Written problem: Write out the records word for word, with no pictures.

**** The input ****

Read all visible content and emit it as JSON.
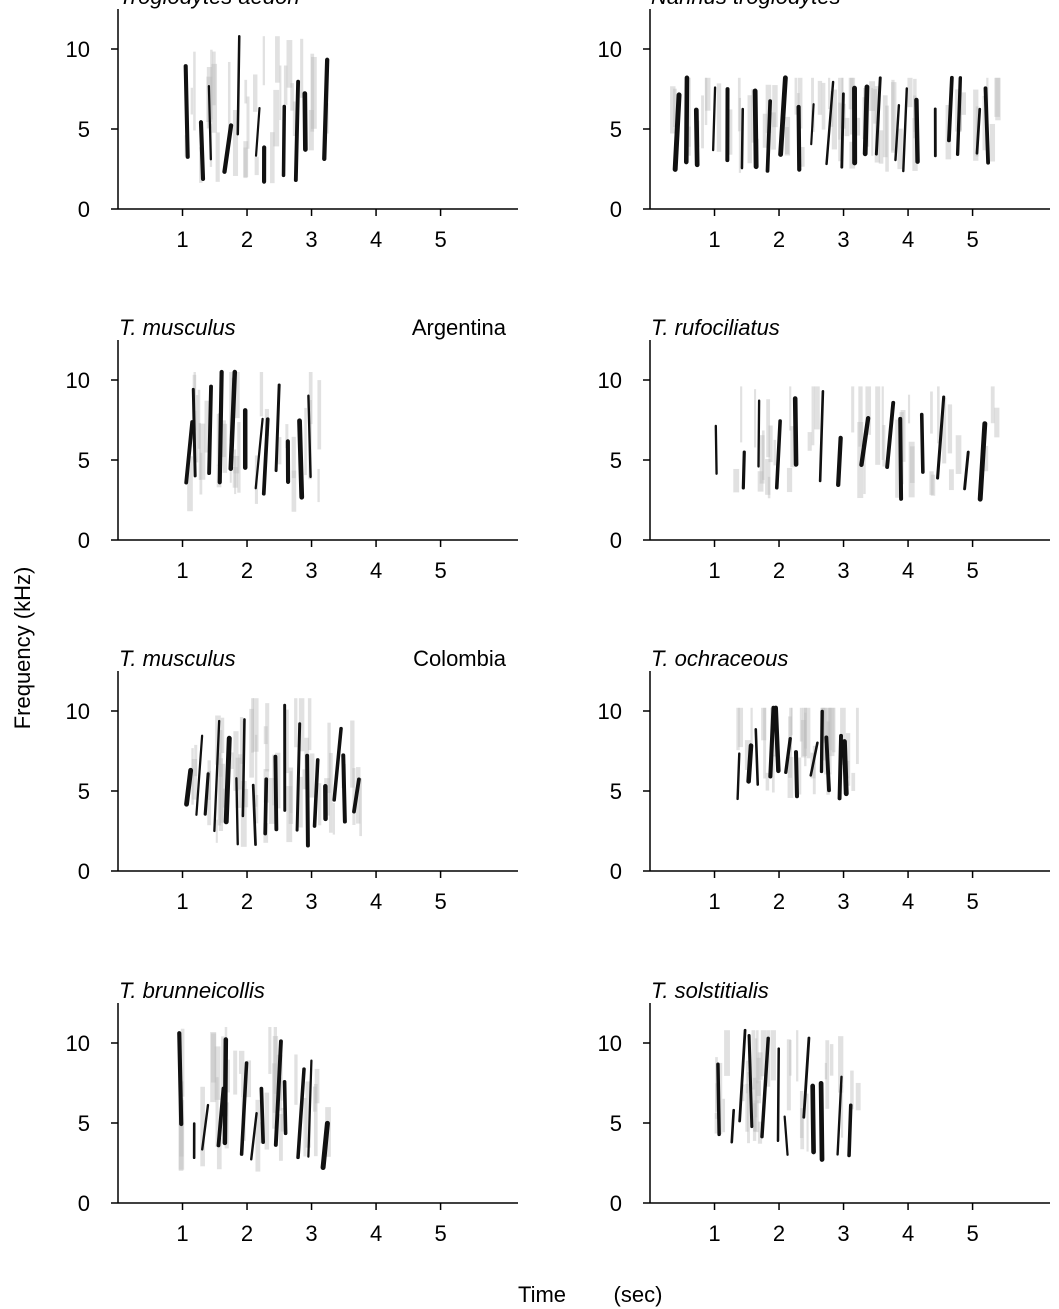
{
  "figure": {
    "ylabel": "Frequency (kHz)",
    "xlabel_time": "Time",
    "xlabel_unit": "(sec)"
  },
  "chart_data": [
    {
      "type": "spectrogram",
      "title": "Troglodytes aedon",
      "location": "",
      "xticks": [
        1,
        2,
        3,
        4,
        5
      ],
      "yticks": [
        0,
        5,
        10
      ],
      "xlim": [
        0,
        6.2
      ],
      "ylim": [
        0,
        12.5
      ],
      "song_extent_sec": [
        1.0,
        3.3
      ],
      "frequency_range_khz": [
        1.5,
        10.8
      ],
      "note_count": 11
    },
    {
      "type": "spectrogram",
      "title": "Nannus troglodytes",
      "location": "",
      "xticks": [
        1,
        2,
        3,
        4,
        5
      ],
      "yticks": [
        0,
        5,
        10
      ],
      "xlim": [
        0,
        6.2
      ],
      "ylim": [
        0,
        12.5
      ],
      "song_extent_sec": [
        0.3,
        5.4
      ],
      "frequency_range_khz": [
        2.2,
        8.2
      ],
      "note_count": 24
    },
    {
      "type": "spectrogram",
      "title": "T. musculus",
      "location": "Argentina",
      "xticks": [
        1,
        2,
        3,
        4,
        5
      ],
      "yticks": [
        0,
        5,
        10
      ],
      "xlim": [
        0,
        6.2
      ],
      "ylim": [
        0,
        12.5
      ],
      "song_extent_sec": [
        1.0,
        3.1
      ],
      "frequency_range_khz": [
        1.5,
        10.5
      ],
      "note_count": 12
    },
    {
      "type": "spectrogram",
      "title": "T. rufociliatus",
      "location": "",
      "xticks": [
        1,
        2,
        3,
        4,
        5
      ],
      "yticks": [
        0,
        5,
        10
      ],
      "xlim": [
        0,
        6.2
      ],
      "ylim": [
        0,
        12.5
      ],
      "song_extent_sec": [
        1.0,
        5.4
      ],
      "frequency_range_khz": [
        2.5,
        9.6
      ],
      "note_count": 14
    },
    {
      "type": "spectrogram",
      "title": "T. musculus",
      "location": "Colombia",
      "xticks": [
        1,
        2,
        3,
        4,
        5
      ],
      "yticks": [
        0,
        5,
        10
      ],
      "xlim": [
        0,
        6.2
      ],
      "ylim": [
        0,
        12.5
      ],
      "song_extent_sec": [
        1.0,
        3.8
      ],
      "frequency_range_khz": [
        1.5,
        10.8
      ],
      "note_count": 18
    },
    {
      "type": "spectrogram",
      "title": "T. ochraceous",
      "location": "",
      "xticks": [
        1,
        2,
        3,
        4,
        5
      ],
      "yticks": [
        0,
        5,
        10
      ],
      "xlim": [
        0,
        6.2
      ],
      "ylim": [
        0,
        12.5
      ],
      "song_extent_sec": [
        1.3,
        3.2
      ],
      "frequency_range_khz": [
        4.5,
        10.2
      ],
      "note_count": 12
    },
    {
      "type": "spectrogram",
      "title": "T. brunneicollis",
      "location": "",
      "xticks": [
        1,
        2,
        3,
        4,
        5
      ],
      "yticks": [
        0,
        5,
        10
      ],
      "xlim": [
        0,
        6.2
      ],
      "ylim": [
        0,
        12.5
      ],
      "song_extent_sec": [
        0.9,
        3.3
      ],
      "frequency_range_khz": [
        1.8,
        11.0
      ],
      "note_count": 13
    },
    {
      "type": "spectrogram",
      "title": "T. solstitialis",
      "location": "",
      "xticks": [
        1,
        2,
        3,
        4,
        5
      ],
      "yticks": [
        0,
        5,
        10
      ],
      "xlim": [
        0,
        6.2
      ],
      "ylim": [
        0,
        12.5
      ],
      "song_extent_sec": [
        1.0,
        3.2
      ],
      "frequency_range_khz": [
        2.7,
        10.8
      ],
      "note_count": 12
    }
  ]
}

****

Result of the task:
Read all visible content and emit it as JSON.
{
  "figure": {
    "ylabel": "Frequency (kHz)",
    "xlabel_time": "Time",
    "xlabel_unit": "(sec)"
  },
  "chart_data": [
    {
      "type": "spectrogram",
      "title": "Troglodytes aedon",
      "location": "",
      "xticks": [
        1,
        2,
        3,
        4,
        5
      ],
      "yticks": [
        0,
        5,
        10
      ],
      "xlim": [
        0,
        6.2
      ],
      "ylim": [
        0,
        12.5
      ],
      "song_extent_sec": [
        1.0,
        3.3
      ],
      "frequency_range_khz": [
        1.5,
        10.8
      ],
      "note_count": 11
    },
    {
      "type": "spectrogram",
      "title": "Nannus troglodytes",
      "location": "",
      "xticks": [
        1,
        2,
        3,
        4,
        5
      ],
      "yticks": [
        0,
        5,
        10
      ],
      "xlim": [
        0,
        6.2
      ],
      "ylim": [
        0,
        12.5
      ],
      "song_extent_sec": [
        0.3,
        5.4
      ],
      "frequency_range_khz": [
        2.2,
        8.2
      ],
      "note_count": 24
    },
    {
      "type": "spectrogram",
      "title": "T. musculus",
      "location": "Argentina",
      "xticks": [
        1,
        2,
        3,
        4,
        5
      ],
      "yticks": [
        0,
        5,
        10
      ],
      "xlim": [
        0,
        6.2
      ],
      "ylim": [
        0,
        12.5
      ],
      "song_extent_sec": [
        1.0,
        3.1
      ],
      "frequency_range_khz": [
        1.5,
        10.5
      ],
      "note_count": 12
    },
    {
      "type": "spectrogram",
      "title": "T. rufociliatus",
      "location": "",
      "xticks": [
        1,
        2,
        3,
        4,
        5
      ],
      "yticks": [
        0,
        5,
        10
      ],
      "xlim": [
        0,
        6.2
      ],
      "ylim": [
        0,
        12.5
      ],
      "song_extent_sec": [
        1.0,
        5.4
      ],
      "frequency_range_khz": [
        2.5,
        9.6
      ],
      "note_count": 14
    },
    {
      "type": "spectrogram",
      "title": "T. musculus",
      "location": "Colombia",
      "xticks": [
        1,
        2,
        3,
        4,
        5
      ],
      "yticks": [
        0,
        5,
        10
      ],
      "xlim": [
        0,
        6.2
      ],
      "ylim": [
        0,
        12.5
      ],
      "song_extent_sec": [
        1.0,
        3.8
      ],
      "frequency_range_khz": [
        1.5,
        10.8
      ],
      "note_count": 18
    },
    {
      "type": "spectrogram",
      "title": "T. ochraceous",
      "location": "",
      "xticks": [
        1,
        2,
        3,
        4,
        5
      ],
      "yticks": [
        0,
        5,
        10
      ],
      "xlim": [
        0,
        6.2
      ],
      "ylim": [
        0,
        12.5
      ],
      "song_extent_sec": [
        1.3,
        3.2
      ],
      "frequency_range_khz": [
        4.5,
        10.2
      ],
      "note_count": 12
    },
    {
      "type": "spectrogram",
      "title": "T. brunneicollis",
      "location": "",
      "xticks": [
        1,
        2,
        3,
        4,
        5
      ],
      "yticks": [
        0,
        5,
        10
      ],
      "xlim": [
        0,
        6.2
      ],
      "ylim": [
        0,
        12.5
      ],
      "song_extent_sec": [
        0.9,
        3.3
      ],
      "frequency_range_khz": [
        1.8,
        11.0
      ],
      "note_count": 13
    },
    {
      "type": "spectrogram",
      "title": "T. solstitialis",
      "location": "",
      "xticks": [
        1,
        2,
        3,
        4,
        5
      ],
      "yticks": [
        0,
        5,
        10
      ],
      "xlim": [
        0,
        6.2
      ],
      "ylim": [
        0,
        12.5
      ],
      "song_extent_sec": [
        1.0,
        3.2
      ],
      "frequency_range_khz": [
        2.7,
        10.8
      ],
      "note_count": 12
    }
  ]
}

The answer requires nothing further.